READING PASSAGE start

On 08/05/2009 01:04 PM, Adam Williamson wrote:
On Wed, 2009-08-05 at 12:44 -0700, Toshio Kuratomi wrote:
> Sure, this is comparable to the present situation. But it doesn't seem
> like it makes things much better.
>
> * It doesn't solve the original poster's issue (that the GNOME stack
> isn't going to be updated for F10 since the maintainers don't want to do
> this and the policy wouldn't require it)
> * It doesn't solve the follow-on issue of things being different between
> major Fedora components (since gnome maintainers don't want to
> participate but kde maintainers do)
> * It makes things more complex (for instance, we would have to build
> packages against multiple repository sets -- ie: [F12-release +
> F12-updates-security] [F12-release + F12-updates-security +
> F12-updates-adventurous] since there could be incompatibilities between
> the packages in updates-security and updates-adventurous.).
> * It makes more work for rel-eng to prepare and push the extra repos.
The major thing it solves is it makes it possible to reliably get only
'conventional' updates. At present, as traditional security / bugfix
updates are mixed up with more adventurous updates, you can't do this.
An alternative would be to tag updates within a single repo in a way
that yum and PackageKit understand and have appropriate configuration
options to enable certain types of update, which would really be much
the same situation, just organized slightly differently.

READING PASSAGE end
MATERIAL SHOWN start

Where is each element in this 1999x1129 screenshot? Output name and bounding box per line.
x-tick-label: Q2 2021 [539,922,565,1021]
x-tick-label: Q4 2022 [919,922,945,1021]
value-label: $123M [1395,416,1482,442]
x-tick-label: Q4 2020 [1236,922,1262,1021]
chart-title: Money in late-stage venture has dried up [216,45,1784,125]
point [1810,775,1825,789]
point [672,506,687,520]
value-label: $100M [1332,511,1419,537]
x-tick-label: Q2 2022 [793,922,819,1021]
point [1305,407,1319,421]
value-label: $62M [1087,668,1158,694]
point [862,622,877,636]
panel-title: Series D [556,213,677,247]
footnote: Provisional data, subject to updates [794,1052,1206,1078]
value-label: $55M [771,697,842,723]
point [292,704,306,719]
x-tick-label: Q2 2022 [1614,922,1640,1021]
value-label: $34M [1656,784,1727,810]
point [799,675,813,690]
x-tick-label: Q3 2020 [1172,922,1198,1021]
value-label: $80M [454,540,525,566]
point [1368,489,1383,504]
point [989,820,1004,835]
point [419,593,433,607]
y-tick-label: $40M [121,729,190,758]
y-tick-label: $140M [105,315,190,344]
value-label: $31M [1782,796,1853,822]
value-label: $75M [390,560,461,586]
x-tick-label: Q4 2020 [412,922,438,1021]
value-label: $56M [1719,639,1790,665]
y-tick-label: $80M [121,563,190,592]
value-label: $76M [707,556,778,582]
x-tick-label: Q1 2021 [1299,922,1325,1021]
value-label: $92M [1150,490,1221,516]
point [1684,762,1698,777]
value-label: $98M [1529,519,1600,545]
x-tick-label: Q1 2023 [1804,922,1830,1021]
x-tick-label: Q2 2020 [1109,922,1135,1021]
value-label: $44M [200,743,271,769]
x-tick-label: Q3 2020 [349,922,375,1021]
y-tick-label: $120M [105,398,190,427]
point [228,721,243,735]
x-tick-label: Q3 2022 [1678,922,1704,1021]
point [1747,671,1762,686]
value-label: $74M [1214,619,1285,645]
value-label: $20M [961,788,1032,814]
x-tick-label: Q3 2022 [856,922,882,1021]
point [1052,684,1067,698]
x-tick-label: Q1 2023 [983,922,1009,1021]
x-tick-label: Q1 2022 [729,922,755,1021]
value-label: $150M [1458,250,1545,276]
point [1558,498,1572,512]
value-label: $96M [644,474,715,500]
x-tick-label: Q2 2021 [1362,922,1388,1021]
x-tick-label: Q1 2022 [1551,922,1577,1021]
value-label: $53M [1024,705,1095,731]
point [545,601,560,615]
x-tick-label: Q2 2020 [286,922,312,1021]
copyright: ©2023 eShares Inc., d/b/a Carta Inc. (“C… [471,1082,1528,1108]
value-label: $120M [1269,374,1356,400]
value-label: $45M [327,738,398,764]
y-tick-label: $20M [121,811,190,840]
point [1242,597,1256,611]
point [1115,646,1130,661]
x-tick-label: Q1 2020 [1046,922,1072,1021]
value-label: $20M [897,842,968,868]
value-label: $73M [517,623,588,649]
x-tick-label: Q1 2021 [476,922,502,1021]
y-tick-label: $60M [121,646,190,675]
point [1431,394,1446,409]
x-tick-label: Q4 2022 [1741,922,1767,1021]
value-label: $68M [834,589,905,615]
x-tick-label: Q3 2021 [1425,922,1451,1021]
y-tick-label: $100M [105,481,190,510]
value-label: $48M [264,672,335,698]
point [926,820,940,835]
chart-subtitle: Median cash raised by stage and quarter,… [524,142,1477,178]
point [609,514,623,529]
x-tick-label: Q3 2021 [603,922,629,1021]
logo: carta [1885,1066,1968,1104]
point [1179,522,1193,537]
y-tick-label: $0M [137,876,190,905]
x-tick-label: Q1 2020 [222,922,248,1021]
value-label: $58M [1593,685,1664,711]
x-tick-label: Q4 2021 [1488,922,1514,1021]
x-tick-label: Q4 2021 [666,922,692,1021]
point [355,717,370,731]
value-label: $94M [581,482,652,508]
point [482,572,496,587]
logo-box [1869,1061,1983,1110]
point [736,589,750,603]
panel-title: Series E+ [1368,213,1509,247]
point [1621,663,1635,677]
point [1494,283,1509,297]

MATERIAL SHOWN end

## EXERCISE INSTRUCTIONS
A) In the Fedora updates message, reproduce the stretch from "The major thing" through "can't do this.".
B) In the Fedora updates message, which two tools would need to understand the tags on updates under the single-repo alternative?
C) Translate this sentence from the Fedora updates message into Spanish: "The major thing it solves is it makes it possible to reliably get only 'conventional' updates."

## THE SOLUTIONS
A)
The major thing it solves is it makes it possible to reliably get only
'conventional' updates. At present, as traditional security / bugfix
updates are mixed up with more adventurous updates, you can't do this.

B) yum and PackageKit

C) Lo principal que resuelve es que permite obtener de forma fiable solo actualizaciones 'convencionales'.